_WHAT TO WORK ON_. Copy every line of the records below verbatim, changing no character.

Labeled box records:

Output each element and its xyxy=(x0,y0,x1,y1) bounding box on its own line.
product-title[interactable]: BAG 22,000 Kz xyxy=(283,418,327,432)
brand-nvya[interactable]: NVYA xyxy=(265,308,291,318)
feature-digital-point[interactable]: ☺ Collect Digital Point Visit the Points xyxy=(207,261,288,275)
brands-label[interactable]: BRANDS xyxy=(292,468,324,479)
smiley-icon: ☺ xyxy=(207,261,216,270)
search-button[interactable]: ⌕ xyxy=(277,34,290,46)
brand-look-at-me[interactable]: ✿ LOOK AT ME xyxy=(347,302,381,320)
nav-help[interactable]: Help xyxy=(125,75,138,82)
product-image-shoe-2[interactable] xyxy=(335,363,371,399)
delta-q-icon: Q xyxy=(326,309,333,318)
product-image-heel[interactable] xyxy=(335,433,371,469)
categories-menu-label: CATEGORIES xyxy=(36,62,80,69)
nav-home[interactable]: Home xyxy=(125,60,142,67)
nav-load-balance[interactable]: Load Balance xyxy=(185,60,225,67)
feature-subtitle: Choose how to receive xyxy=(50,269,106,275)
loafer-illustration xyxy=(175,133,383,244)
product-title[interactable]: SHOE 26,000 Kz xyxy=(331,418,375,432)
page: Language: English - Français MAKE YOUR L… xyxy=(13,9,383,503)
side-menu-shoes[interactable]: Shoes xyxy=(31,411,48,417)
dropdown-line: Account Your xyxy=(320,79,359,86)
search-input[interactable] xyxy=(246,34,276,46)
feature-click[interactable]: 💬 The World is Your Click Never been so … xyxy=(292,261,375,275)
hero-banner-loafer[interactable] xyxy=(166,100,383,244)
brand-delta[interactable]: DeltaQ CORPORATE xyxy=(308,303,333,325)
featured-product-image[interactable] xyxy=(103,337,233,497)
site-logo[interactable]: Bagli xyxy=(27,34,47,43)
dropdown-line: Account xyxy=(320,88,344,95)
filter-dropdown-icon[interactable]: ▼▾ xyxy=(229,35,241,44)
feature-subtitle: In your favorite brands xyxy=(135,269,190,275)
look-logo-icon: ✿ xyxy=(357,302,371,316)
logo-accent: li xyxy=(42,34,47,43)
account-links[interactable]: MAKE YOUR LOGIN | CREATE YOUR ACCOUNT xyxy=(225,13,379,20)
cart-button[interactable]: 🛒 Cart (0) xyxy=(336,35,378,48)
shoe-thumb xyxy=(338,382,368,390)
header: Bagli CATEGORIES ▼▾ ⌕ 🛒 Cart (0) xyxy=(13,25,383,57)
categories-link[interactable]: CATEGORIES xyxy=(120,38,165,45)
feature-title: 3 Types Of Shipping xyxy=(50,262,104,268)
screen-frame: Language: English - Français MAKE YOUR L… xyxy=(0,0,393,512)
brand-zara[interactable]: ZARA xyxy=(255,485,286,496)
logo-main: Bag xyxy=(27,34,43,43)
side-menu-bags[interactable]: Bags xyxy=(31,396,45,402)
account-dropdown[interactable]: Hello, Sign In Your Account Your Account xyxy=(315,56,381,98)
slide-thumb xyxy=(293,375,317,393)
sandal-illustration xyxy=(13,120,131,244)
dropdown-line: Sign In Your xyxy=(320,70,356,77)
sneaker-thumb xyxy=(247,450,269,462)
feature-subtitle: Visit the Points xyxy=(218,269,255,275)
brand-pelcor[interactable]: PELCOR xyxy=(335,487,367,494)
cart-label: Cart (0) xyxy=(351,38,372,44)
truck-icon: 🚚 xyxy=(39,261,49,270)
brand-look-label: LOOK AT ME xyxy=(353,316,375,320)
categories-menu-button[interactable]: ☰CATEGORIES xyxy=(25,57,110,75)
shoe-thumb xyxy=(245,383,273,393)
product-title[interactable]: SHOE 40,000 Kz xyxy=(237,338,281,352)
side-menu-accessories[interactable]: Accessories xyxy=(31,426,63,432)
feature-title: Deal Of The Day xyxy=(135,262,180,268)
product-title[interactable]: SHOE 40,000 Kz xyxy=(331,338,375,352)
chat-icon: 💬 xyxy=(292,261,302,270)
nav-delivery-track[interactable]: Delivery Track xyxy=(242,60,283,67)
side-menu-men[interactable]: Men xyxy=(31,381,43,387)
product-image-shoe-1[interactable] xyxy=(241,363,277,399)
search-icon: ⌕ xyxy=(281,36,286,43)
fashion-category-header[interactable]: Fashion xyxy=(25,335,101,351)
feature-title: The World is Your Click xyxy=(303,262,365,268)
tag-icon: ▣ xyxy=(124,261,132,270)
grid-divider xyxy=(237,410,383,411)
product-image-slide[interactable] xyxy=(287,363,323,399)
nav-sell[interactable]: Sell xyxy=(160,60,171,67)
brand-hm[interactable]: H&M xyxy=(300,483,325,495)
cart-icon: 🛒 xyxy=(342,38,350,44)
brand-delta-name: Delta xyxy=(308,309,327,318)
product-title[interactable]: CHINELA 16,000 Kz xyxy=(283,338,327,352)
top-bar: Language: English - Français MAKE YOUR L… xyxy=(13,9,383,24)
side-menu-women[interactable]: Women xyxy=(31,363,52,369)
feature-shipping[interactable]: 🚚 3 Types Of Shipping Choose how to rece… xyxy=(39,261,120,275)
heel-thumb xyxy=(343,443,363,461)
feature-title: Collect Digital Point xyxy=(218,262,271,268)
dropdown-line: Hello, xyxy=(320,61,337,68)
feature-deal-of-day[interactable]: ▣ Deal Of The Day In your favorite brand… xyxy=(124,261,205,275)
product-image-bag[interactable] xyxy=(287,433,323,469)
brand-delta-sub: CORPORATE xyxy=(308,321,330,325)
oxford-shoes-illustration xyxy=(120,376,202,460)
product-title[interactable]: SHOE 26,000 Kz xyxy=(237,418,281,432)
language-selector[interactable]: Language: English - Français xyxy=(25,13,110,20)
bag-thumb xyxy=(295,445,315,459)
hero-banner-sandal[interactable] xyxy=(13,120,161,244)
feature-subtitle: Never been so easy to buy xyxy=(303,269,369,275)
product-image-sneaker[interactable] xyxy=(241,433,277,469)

_COMPLETE RESPONSE_.
Output each element and its xyxy=(x0,y0,x1,y1) bounding box on its own line.
product-title[interactable]: BAG 22,000 Kz xyxy=(283,418,327,432)
brand-nvya[interactable]: NVYA xyxy=(265,308,291,318)
feature-digital-point[interactable]: ☺ Collect Digital Point Visit the Points xyxy=(207,261,288,275)
brands-label[interactable]: BRANDS xyxy=(292,468,324,479)
smiley-icon: ☺ xyxy=(207,261,216,270)
search-button[interactable]: ⌕ xyxy=(277,34,290,46)
brand-look-at-me[interactable]: ✿ LOOK AT ME xyxy=(347,302,381,320)
nav-help[interactable]: Help xyxy=(125,75,138,82)
product-image-shoe-2[interactable] xyxy=(335,363,371,399)
delta-q-icon: Q xyxy=(326,309,333,318)
product-image-heel[interactable] xyxy=(335,433,371,469)
categories-menu-label: CATEGORIES xyxy=(36,62,80,69)
nav-home[interactable]: Home xyxy=(125,60,142,67)
nav-load-balance[interactable]: Load Balance xyxy=(185,60,225,67)
feature-subtitle: Choose how to receive xyxy=(50,269,106,275)
loafer-illustration xyxy=(175,133,383,244)
product-title[interactable]: SHOE 26,000 Kz xyxy=(331,418,375,432)
page: Language: English - Français MAKE YOUR L… xyxy=(13,9,383,503)
side-menu-shoes[interactable]: Shoes xyxy=(31,411,48,417)
dropdown-line: Account Your xyxy=(320,79,359,86)
search-input[interactable] xyxy=(246,34,276,46)
feature-click[interactable]: 💬 The World is Your Click Never been so … xyxy=(292,261,375,275)
hero-banner-loafer[interactable] xyxy=(166,100,383,244)
brand-delta[interactable]: DeltaQ CORPORATE xyxy=(308,303,333,325)
featured-product-image[interactable] xyxy=(103,337,233,497)
site-logo[interactable]: Bagli xyxy=(27,34,47,43)
dropdown-line: Account xyxy=(320,88,344,95)
filter-dropdown-icon[interactable]: ▼▾ xyxy=(229,35,241,44)
feature-subtitle: In your favorite brands xyxy=(135,269,190,275)
look-logo-icon: ✿ xyxy=(357,302,371,316)
logo-accent: li xyxy=(42,34,47,43)
account-links[interactable]: MAKE YOUR LOGIN | CREATE YOUR ACCOUNT xyxy=(225,13,379,20)
cart-button[interactable]: 🛒 Cart (0) xyxy=(336,35,378,48)
shoe-thumb xyxy=(338,382,368,390)
header: Bagli CATEGORIES ▼▾ ⌕ 🛒 Cart (0) xyxy=(13,25,383,57)
categories-link[interactable]: CATEGORIES xyxy=(120,38,165,45)
feature-title: 3 Types Of Shipping xyxy=(50,262,104,268)
screen-frame: Language: English - Français MAKE YOUR L… xyxy=(0,0,393,512)
brand-zara[interactable]: ZARA xyxy=(255,485,286,496)
logo-main: Bag xyxy=(27,34,43,43)
side-menu-bags[interactable]: Bags xyxy=(31,396,45,402)
account-dropdown[interactable]: Hello, Sign In Your Account Your Account xyxy=(315,56,381,98)
slide-thumb xyxy=(293,375,317,393)
sandal-illustration xyxy=(13,120,131,244)
dropdown-line: Sign In Your xyxy=(320,70,356,77)
sneaker-thumb xyxy=(247,450,269,462)
feature-subtitle: Visit the Points xyxy=(218,269,255,275)
brand-pelcor[interactable]: PELCOR xyxy=(335,487,367,494)
cart-label: Cart (0) xyxy=(351,38,372,44)
truck-icon: 🚚 xyxy=(39,261,49,270)
brand-look-label: LOOK AT ME xyxy=(353,316,375,320)
categories-menu-button[interactable]: ☰CATEGORIES xyxy=(25,57,110,75)
shoe-thumb xyxy=(245,383,273,393)
product-title[interactable]: SHOE 40,000 Kz xyxy=(237,338,281,352)
side-menu-accessories[interactable]: Accessories xyxy=(31,426,63,432)
feature-title: Deal Of The Day xyxy=(135,262,180,268)
product-title[interactable]: SHOE 40,000 Kz xyxy=(331,338,375,352)
chat-icon: 💬 xyxy=(292,261,302,270)
nav-delivery-track[interactable]: Delivery Track xyxy=(242,60,283,67)
side-menu-men[interactable]: Men xyxy=(31,381,43,387)
product-image-shoe-1[interactable] xyxy=(241,363,277,399)
search-icon: ⌕ xyxy=(281,36,286,43)
fashion-category-header[interactable]: Fashion xyxy=(25,335,101,351)
feature-title: The World is Your Click xyxy=(303,262,365,268)
tag-icon: ▣ xyxy=(124,261,132,270)
grid-divider xyxy=(237,410,383,411)
product-image-slide[interactable] xyxy=(287,363,323,399)
nav-sell[interactable]: Sell xyxy=(160,60,171,67)
brand-hm[interactable]: H&M xyxy=(300,483,325,495)
cart-icon: 🛒 xyxy=(342,38,350,44)
brand-delta-name: Delta xyxy=(308,309,327,318)
product-title[interactable]: CHINELA 16,000 Kz xyxy=(283,338,327,352)
top-bar: Language: English - Français MAKE YOUR L… xyxy=(13,9,383,24)
side-menu-women[interactable]: Women xyxy=(31,363,52,369)
feature-shipping[interactable]: 🚚 3 Types Of Shipping Choose how to rece… xyxy=(39,261,120,275)
heel-thumb xyxy=(343,443,363,461)
feature-title: Collect Digital Point xyxy=(218,262,271,268)
dropdown-line: Hello, xyxy=(320,61,337,68)
feature-deal-of-day[interactable]: ▣ Deal Of The Day In your favorite brand… xyxy=(124,261,205,275)
product-image-bag[interactable] xyxy=(287,433,323,469)
brand-delta-sub: CORPORATE xyxy=(308,321,330,325)
oxford-shoes-illustration xyxy=(120,376,202,460)
product-title[interactable]: SHOE 26,000 Kz xyxy=(237,418,281,432)
language-selector[interactable]: Language: English - Français xyxy=(25,13,110,20)
bag-thumb xyxy=(295,445,315,459)
hero-banner-sandal[interactable] xyxy=(13,120,161,244)
feature-subtitle: Never been so easy to buy xyxy=(303,269,369,275)
product-image-sneaker[interactable] xyxy=(241,433,277,469)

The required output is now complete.